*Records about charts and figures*

####

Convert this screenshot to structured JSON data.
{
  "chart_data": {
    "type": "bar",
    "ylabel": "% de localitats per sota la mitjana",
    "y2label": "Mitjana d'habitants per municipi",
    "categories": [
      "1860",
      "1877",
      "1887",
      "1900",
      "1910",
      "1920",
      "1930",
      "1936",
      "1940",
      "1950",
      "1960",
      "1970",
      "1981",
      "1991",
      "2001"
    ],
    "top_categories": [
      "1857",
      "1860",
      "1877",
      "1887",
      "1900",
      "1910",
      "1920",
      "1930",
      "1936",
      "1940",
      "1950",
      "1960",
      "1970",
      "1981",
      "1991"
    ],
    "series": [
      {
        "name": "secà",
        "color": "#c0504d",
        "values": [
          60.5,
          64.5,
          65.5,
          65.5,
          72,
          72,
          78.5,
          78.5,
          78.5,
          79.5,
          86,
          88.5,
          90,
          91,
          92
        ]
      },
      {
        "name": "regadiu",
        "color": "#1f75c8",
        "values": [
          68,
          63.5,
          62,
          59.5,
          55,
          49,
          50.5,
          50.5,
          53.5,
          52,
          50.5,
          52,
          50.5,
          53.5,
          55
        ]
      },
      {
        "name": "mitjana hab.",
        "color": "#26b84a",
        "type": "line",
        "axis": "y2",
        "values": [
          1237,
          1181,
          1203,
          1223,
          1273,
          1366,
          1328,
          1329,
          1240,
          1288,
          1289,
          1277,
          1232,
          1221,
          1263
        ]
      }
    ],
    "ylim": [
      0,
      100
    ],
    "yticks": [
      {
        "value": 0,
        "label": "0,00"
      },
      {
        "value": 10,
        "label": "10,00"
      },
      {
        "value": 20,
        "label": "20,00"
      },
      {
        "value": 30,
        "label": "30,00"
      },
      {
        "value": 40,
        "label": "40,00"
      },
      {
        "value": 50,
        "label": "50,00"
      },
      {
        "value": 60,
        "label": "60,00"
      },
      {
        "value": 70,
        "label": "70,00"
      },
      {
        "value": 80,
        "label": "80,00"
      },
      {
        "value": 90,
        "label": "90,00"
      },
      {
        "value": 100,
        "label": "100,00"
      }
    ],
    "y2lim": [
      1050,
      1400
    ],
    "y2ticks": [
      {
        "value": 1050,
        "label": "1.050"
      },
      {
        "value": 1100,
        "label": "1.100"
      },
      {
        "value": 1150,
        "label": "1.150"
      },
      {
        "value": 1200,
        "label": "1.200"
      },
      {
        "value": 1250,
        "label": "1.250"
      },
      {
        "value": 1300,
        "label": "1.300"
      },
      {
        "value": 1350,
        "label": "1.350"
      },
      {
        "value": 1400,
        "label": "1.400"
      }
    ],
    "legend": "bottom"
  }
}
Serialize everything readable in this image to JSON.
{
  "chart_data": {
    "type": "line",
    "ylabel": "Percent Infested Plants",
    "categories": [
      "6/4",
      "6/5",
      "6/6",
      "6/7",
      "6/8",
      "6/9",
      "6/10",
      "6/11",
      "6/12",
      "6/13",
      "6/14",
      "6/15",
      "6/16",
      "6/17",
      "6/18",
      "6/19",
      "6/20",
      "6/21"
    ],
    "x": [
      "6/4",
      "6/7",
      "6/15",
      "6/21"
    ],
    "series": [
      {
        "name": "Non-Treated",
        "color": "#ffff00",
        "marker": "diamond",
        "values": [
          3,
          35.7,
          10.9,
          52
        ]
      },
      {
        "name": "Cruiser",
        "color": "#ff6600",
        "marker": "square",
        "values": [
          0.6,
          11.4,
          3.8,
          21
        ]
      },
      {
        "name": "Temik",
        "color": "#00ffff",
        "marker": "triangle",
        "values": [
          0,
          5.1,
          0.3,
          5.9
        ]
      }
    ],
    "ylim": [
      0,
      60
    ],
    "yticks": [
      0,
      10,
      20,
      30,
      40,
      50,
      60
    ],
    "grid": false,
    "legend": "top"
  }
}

####

*To be done*
Give only the number of lines in the entries above that hold the string "marker".

*Problem solution*
3